(Entries from a data source)
--------------------
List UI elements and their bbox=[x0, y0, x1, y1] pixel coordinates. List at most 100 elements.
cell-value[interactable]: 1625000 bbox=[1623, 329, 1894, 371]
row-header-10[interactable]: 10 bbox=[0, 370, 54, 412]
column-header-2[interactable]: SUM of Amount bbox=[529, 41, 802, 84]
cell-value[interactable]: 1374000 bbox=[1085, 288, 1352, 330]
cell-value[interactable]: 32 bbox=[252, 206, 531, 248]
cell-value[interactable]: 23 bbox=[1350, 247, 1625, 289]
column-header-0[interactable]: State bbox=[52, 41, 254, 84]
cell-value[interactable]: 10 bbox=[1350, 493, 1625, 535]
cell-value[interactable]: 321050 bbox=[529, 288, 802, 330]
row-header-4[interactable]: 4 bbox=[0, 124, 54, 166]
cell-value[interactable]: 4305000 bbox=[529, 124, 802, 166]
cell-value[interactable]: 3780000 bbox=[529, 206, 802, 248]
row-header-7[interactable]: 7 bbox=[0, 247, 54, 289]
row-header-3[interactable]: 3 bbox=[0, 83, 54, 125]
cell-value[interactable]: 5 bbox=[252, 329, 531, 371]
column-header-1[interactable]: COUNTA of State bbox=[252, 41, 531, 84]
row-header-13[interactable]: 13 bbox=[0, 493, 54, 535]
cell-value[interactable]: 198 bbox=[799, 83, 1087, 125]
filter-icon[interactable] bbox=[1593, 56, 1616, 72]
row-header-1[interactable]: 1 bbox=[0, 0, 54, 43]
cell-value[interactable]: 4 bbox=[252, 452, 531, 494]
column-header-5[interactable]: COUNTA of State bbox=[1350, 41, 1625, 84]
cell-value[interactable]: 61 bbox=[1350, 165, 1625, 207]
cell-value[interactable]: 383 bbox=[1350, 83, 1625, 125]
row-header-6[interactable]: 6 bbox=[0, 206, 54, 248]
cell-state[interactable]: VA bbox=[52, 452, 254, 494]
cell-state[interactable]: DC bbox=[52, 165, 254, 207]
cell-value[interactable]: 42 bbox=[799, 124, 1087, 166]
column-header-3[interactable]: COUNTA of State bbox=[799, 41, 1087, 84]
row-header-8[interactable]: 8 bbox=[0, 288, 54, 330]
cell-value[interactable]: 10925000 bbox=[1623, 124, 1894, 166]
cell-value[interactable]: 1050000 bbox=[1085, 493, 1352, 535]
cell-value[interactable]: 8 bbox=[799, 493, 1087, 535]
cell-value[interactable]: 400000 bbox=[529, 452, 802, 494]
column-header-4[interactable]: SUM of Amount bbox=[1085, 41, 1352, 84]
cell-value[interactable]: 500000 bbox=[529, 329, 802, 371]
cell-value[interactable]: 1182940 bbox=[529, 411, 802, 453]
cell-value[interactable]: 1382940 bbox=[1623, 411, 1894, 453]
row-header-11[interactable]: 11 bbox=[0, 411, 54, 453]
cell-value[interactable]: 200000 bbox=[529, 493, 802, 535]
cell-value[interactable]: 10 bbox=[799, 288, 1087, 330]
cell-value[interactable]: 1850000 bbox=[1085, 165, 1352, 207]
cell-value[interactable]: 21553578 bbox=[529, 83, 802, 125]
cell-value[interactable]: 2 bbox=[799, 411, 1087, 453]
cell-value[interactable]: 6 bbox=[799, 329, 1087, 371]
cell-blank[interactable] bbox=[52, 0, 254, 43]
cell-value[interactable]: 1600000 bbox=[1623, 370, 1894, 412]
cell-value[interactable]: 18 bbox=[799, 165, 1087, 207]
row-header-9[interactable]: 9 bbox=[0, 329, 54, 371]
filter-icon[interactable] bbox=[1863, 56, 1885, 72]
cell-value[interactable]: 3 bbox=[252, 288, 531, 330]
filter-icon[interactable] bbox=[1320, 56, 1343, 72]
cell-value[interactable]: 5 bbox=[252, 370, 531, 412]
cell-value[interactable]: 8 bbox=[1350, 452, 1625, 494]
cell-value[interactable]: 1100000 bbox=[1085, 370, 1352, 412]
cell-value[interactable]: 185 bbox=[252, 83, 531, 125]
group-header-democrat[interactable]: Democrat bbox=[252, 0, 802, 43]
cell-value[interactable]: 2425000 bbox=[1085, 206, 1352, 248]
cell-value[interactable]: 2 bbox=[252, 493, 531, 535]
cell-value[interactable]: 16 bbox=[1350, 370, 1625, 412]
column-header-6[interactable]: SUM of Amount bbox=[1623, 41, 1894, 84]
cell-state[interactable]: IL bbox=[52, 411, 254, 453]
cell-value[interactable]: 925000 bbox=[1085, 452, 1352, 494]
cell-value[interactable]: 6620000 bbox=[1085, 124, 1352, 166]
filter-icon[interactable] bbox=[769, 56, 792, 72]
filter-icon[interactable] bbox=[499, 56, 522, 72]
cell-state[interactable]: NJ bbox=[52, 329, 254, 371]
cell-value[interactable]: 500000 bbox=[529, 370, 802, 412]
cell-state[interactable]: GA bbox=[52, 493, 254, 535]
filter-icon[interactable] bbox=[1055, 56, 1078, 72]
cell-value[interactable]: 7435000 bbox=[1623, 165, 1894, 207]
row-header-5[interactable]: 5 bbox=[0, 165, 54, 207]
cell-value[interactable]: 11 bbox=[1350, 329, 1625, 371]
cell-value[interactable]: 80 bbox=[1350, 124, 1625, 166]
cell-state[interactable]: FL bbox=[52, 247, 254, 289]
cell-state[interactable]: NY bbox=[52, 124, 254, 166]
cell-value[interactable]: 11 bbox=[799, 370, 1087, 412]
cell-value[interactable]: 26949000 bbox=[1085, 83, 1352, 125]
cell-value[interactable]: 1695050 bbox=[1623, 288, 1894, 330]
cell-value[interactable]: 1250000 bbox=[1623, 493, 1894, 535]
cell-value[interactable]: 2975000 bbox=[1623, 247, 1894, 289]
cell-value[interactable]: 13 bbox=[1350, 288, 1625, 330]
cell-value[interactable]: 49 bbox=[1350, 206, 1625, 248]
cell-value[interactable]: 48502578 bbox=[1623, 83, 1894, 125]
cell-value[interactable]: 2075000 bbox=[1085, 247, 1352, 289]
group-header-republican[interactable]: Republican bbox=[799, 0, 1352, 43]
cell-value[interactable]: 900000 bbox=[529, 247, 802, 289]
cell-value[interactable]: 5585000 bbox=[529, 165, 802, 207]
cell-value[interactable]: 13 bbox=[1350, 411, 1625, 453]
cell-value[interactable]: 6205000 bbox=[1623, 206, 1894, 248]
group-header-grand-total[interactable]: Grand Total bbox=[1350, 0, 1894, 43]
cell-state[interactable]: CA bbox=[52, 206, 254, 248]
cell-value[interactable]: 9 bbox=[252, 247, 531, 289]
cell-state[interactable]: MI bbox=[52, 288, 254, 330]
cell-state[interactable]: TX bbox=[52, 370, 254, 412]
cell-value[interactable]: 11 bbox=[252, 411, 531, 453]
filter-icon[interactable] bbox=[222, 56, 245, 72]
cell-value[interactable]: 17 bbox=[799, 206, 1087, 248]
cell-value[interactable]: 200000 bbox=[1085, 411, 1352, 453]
--------------------
Reproduce every line of the entries above word for word, leaving nothing out.

List UI elements and their bbox=[x0, y0, x1, y1] pixel coordinates. List at most 100 elements.
cell-value[interactable]: 1625000 bbox=[1623, 329, 1894, 371]
row-header-10[interactable]: 10 bbox=[0, 370, 54, 412]
column-header-2[interactable]: SUM of Amount bbox=[529, 41, 802, 84]
cell-value[interactable]: 1374000 bbox=[1085, 288, 1352, 330]
cell-value[interactable]: 32 bbox=[252, 206, 531, 248]
cell-value[interactable]: 23 bbox=[1350, 247, 1625, 289]
column-header-0[interactable]: State bbox=[52, 41, 254, 84]
cell-value[interactable]: 10 bbox=[1350, 493, 1625, 535]
cell-value[interactable]: 321050 bbox=[529, 288, 802, 330]
row-header-4[interactable]: 4 bbox=[0, 124, 54, 166]
cell-value[interactable]: 4305000 bbox=[529, 124, 802, 166]
cell-value[interactable]: 3780000 bbox=[529, 206, 802, 248]
row-header-7[interactable]: 7 bbox=[0, 247, 54, 289]
row-header-3[interactable]: 3 bbox=[0, 83, 54, 125]
cell-value[interactable]: 5 bbox=[252, 329, 531, 371]
column-header-1[interactable]: COUNTA of State bbox=[252, 41, 531, 84]
row-header-13[interactable]: 13 bbox=[0, 493, 54, 535]
cell-value[interactable]: 198 bbox=[799, 83, 1087, 125]
filter-icon[interactable] bbox=[1593, 56, 1616, 72]
row-header-1[interactable]: 1 bbox=[0, 0, 54, 43]
cell-value[interactable]: 4 bbox=[252, 452, 531, 494]
column-header-5[interactable]: COUNTA of State bbox=[1350, 41, 1625, 84]
cell-value[interactable]: 61 bbox=[1350, 165, 1625, 207]
cell-value[interactable]: 383 bbox=[1350, 83, 1625, 125]
row-header-6[interactable]: 6 bbox=[0, 206, 54, 248]
cell-state[interactable]: VA bbox=[52, 452, 254, 494]
cell-state[interactable]: DC bbox=[52, 165, 254, 207]
cell-value[interactable]: 42 bbox=[799, 124, 1087, 166]
column-header-3[interactable]: COUNTA of State bbox=[799, 41, 1087, 84]
row-header-8[interactable]: 8 bbox=[0, 288, 54, 330]
cell-value[interactable]: 10925000 bbox=[1623, 124, 1894, 166]
cell-value[interactable]: 1050000 bbox=[1085, 493, 1352, 535]
cell-value[interactable]: 8 bbox=[799, 493, 1087, 535]
cell-value[interactable]: 400000 bbox=[529, 452, 802, 494]
column-header-4[interactable]: SUM of Amount bbox=[1085, 41, 1352, 84]
cell-value[interactable]: 500000 bbox=[529, 329, 802, 371]
cell-value[interactable]: 1182940 bbox=[529, 411, 802, 453]
cell-value[interactable]: 1382940 bbox=[1623, 411, 1894, 453]
row-header-11[interactable]: 11 bbox=[0, 411, 54, 453]
cell-value[interactable]: 200000 bbox=[529, 493, 802, 535]
cell-value[interactable]: 10 bbox=[799, 288, 1087, 330]
cell-value[interactable]: 1850000 bbox=[1085, 165, 1352, 207]
cell-value[interactable]: 21553578 bbox=[529, 83, 802, 125]
cell-value[interactable]: 2 bbox=[799, 411, 1087, 453]
cell-value[interactable]: 6 bbox=[799, 329, 1087, 371]
cell-blank[interactable] bbox=[52, 0, 254, 43]
cell-value[interactable]: 1600000 bbox=[1623, 370, 1894, 412]
cell-value[interactable]: 18 bbox=[799, 165, 1087, 207]
row-header-9[interactable]: 9 bbox=[0, 329, 54, 371]
filter-icon[interactable] bbox=[1863, 56, 1885, 72]
cell-value[interactable]: 3 bbox=[252, 288, 531, 330]
filter-icon[interactable] bbox=[1320, 56, 1343, 72]
cell-value[interactable]: 5 bbox=[252, 370, 531, 412]
cell-value[interactable]: 8 bbox=[1350, 452, 1625, 494]
cell-value[interactable]: 1100000 bbox=[1085, 370, 1352, 412]
cell-value[interactable]: 185 bbox=[252, 83, 531, 125]
group-header-democrat[interactable]: Democrat bbox=[252, 0, 802, 43]
cell-value[interactable]: 2425000 bbox=[1085, 206, 1352, 248]
cell-value[interactable]: 2 bbox=[252, 493, 531, 535]
cell-value[interactable]: 16 bbox=[1350, 370, 1625, 412]
column-header-6[interactable]: SUM of Amount bbox=[1623, 41, 1894, 84]
cell-state[interactable]: IL bbox=[52, 411, 254, 453]
cell-value[interactable]: 925000 bbox=[1085, 452, 1352, 494]
cell-value[interactable]: 6620000 bbox=[1085, 124, 1352, 166]
filter-icon[interactable] bbox=[769, 56, 792, 72]
filter-icon[interactable] bbox=[499, 56, 522, 72]
cell-state[interactable]: NJ bbox=[52, 329, 254, 371]
cell-value[interactable]: 500000 bbox=[529, 370, 802, 412]
cell-state[interactable]: GA bbox=[52, 493, 254, 535]
filter-icon[interactable] bbox=[1055, 56, 1078, 72]
cell-value[interactable]: 7435000 bbox=[1623, 165, 1894, 207]
row-header-5[interactable]: 5 bbox=[0, 165, 54, 207]
cell-value[interactable]: 11 bbox=[1350, 329, 1625, 371]
cell-value[interactable]: 80 bbox=[1350, 124, 1625, 166]
cell-state[interactable]: FL bbox=[52, 247, 254, 289]
cell-state[interactable]: NY bbox=[52, 124, 254, 166]
cell-value[interactable]: 11 bbox=[799, 370, 1087, 412]
cell-value[interactable]: 26949000 bbox=[1085, 83, 1352, 125]
cell-value[interactable]: 1695050 bbox=[1623, 288, 1894, 330]
cell-value[interactable]: 1250000 bbox=[1623, 493, 1894, 535]
cell-value[interactable]: 2975000 bbox=[1623, 247, 1894, 289]
cell-value[interactable]: 13 bbox=[1350, 288, 1625, 330]
cell-value[interactable]: 49 bbox=[1350, 206, 1625, 248]
cell-value[interactable]: 48502578 bbox=[1623, 83, 1894, 125]
cell-value[interactable]: 2075000 bbox=[1085, 247, 1352, 289]
group-header-republican[interactable]: Republican bbox=[799, 0, 1352, 43]
cell-value[interactable]: 900000 bbox=[529, 247, 802, 289]
cell-value[interactable]: 5585000 bbox=[529, 165, 802, 207]
cell-value[interactable]: 13 bbox=[1350, 411, 1625, 453]
cell-value[interactable]: 6205000 bbox=[1623, 206, 1894, 248]
group-header-grand-total[interactable]: Grand Total bbox=[1350, 0, 1894, 43]
cell-state[interactable]: CA bbox=[52, 206, 254, 248]
cell-value[interactable]: 9 bbox=[252, 247, 531, 289]
cell-state[interactable]: MI bbox=[52, 288, 254, 330]
cell-state[interactable]: TX bbox=[52, 370, 254, 412]
cell-value[interactable]: 11 bbox=[252, 411, 531, 453]
filter-icon[interactable] bbox=[222, 56, 245, 72]
cell-value[interactable]: 17 bbox=[799, 206, 1087, 248]
cell-value[interactable]: 200000 bbox=[1085, 411, 1352, 453]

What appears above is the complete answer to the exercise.